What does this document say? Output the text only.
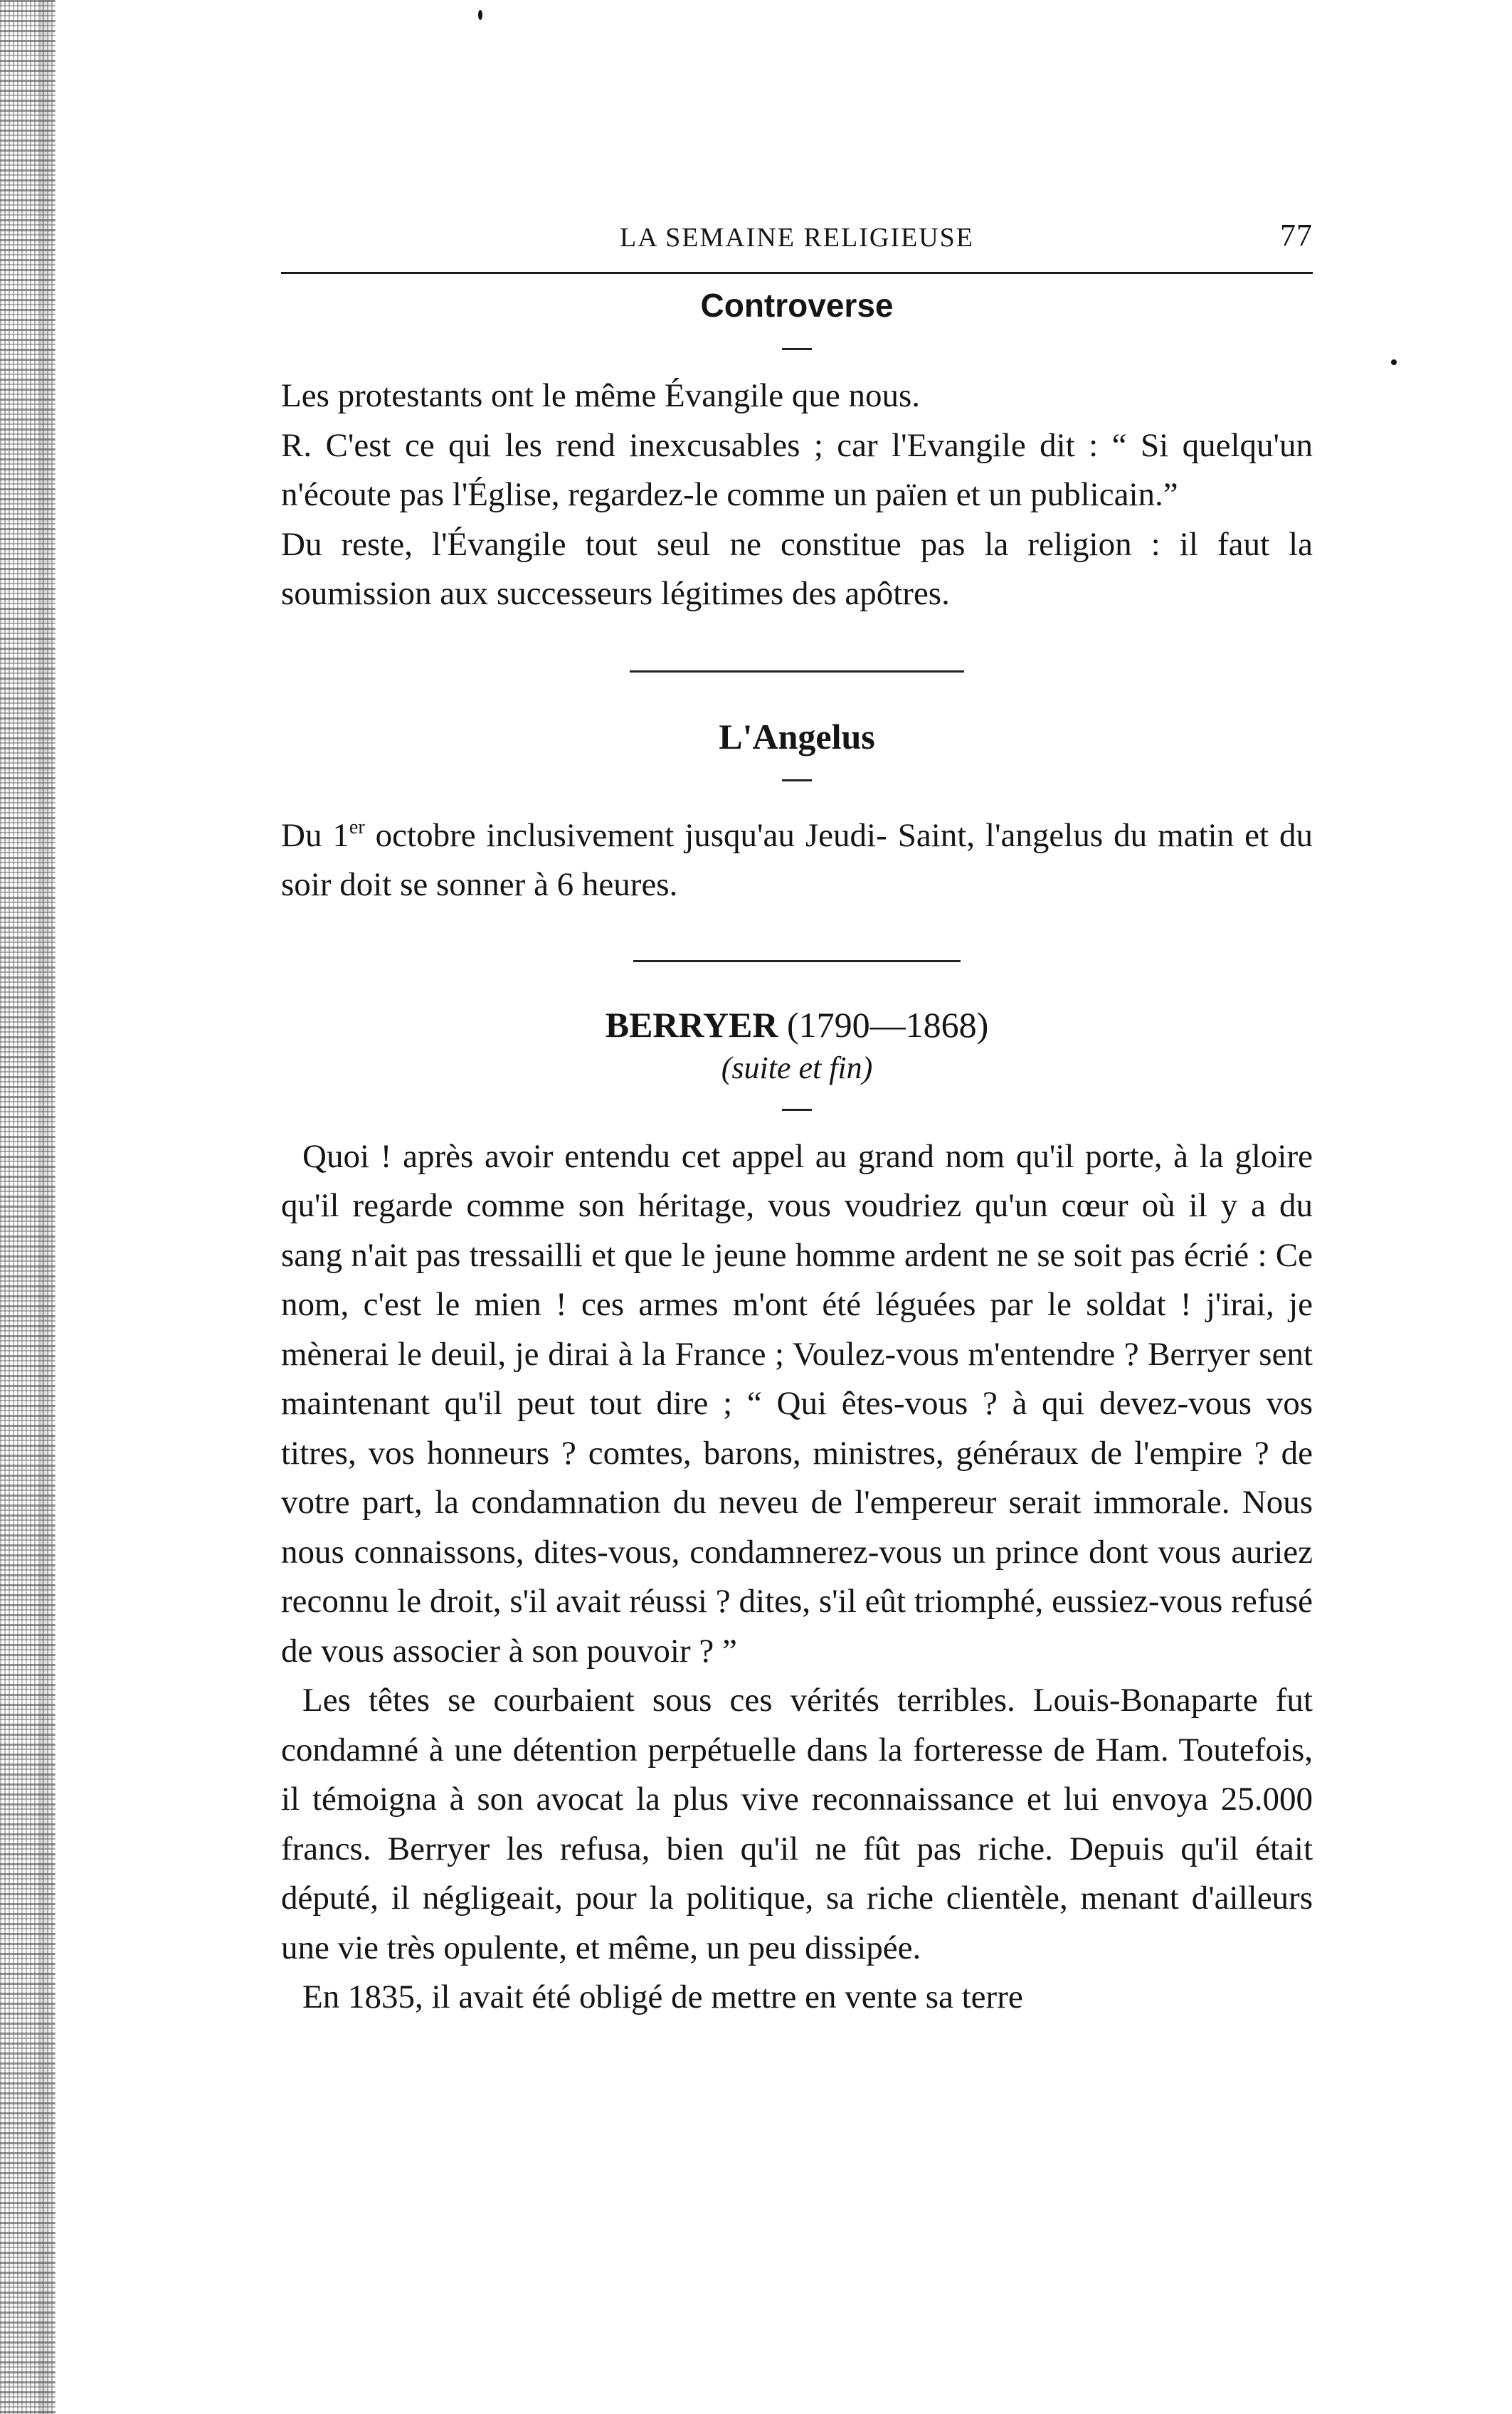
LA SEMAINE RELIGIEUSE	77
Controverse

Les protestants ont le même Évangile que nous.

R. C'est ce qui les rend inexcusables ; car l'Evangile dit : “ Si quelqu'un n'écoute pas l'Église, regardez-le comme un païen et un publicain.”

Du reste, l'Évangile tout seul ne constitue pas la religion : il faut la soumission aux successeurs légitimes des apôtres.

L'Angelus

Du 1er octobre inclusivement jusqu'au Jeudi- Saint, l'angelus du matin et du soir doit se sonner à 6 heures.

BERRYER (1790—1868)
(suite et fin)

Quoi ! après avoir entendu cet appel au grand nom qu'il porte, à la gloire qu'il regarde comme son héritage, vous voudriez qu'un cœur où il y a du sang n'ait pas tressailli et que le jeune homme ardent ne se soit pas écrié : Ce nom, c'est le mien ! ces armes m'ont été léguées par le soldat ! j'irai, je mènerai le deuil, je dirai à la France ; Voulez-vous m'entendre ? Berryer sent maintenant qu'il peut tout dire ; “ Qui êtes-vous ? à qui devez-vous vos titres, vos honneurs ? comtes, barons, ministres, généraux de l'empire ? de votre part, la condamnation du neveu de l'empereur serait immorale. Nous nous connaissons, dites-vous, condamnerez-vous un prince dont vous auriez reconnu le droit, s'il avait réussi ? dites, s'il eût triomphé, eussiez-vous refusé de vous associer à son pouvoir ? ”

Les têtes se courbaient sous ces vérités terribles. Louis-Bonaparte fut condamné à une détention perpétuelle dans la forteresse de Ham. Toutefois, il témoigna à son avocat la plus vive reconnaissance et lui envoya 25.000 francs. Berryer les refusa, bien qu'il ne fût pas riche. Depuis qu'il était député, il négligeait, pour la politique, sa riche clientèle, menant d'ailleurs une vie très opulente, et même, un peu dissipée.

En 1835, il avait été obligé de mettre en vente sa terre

• **Short problem**
Copy the records above exactly, omitting every picture.

• **Response to the exercise**
What does this document say? Output the text only.
LA SEMAINE RELIGIEUSE	77
Controverse

Les protestants ont le même Évangile que nous.

R. C'est ce qui les rend inexcusables ; car l'Evangile dit : “ Si quelqu'un n'écoute pas l'Église, regardez-le comme un païen et un publicain.”

Du reste, l'Évangile tout seul ne constitue pas la religion : il faut la soumission aux successeurs légitimes des apôtres.

L'Angelus

Du 1er octobre inclusivement jusqu'au Jeudi- Saint, l'angelus du matin et du soir doit se sonner à 6 heures.

BERRYER (1790—1868)
(suite et fin)

Quoi ! après avoir entendu cet appel au grand nom qu'il porte, à la gloire qu'il regarde comme son héritage, vous voudriez qu'un cœur où il y a du sang n'ait pas tressailli et que le jeune homme ardent ne se soit pas écrié : Ce nom, c'est le mien ! ces armes m'ont été léguées par le soldat ! j'irai, je mènerai le deuil, je dirai à la France ; Voulez-vous m'entendre ? Berryer sent maintenant qu'il peut tout dire ; “ Qui êtes-vous ? à qui devez-vous vos titres, vos honneurs ? comtes, barons, ministres, généraux de l'empire ? de votre part, la condamnation du neveu de l'empereur serait immorale. Nous nous connaissons, dites-vous, condamnerez-vous un prince dont vous auriez reconnu le droit, s'il avait réussi ? dites, s'il eût triomphé, eussiez-vous refusé de vous associer à son pouvoir ? ”

Les têtes se courbaient sous ces vérités terribles. Louis-Bonaparte fut condamné à une détention perpétuelle dans la forteresse de Ham. Toutefois, il témoigna à son avocat la plus vive reconnaissance et lui envoya 25.000 francs. Berryer les refusa, bien qu'il ne fût pas riche. Depuis qu'il était député, il négligeait, pour la politique, sa riche clientèle, menant d'ailleurs une vie très opulente, et même, un peu dissipée.

En 1835, il avait été obligé de mettre en vente sa terre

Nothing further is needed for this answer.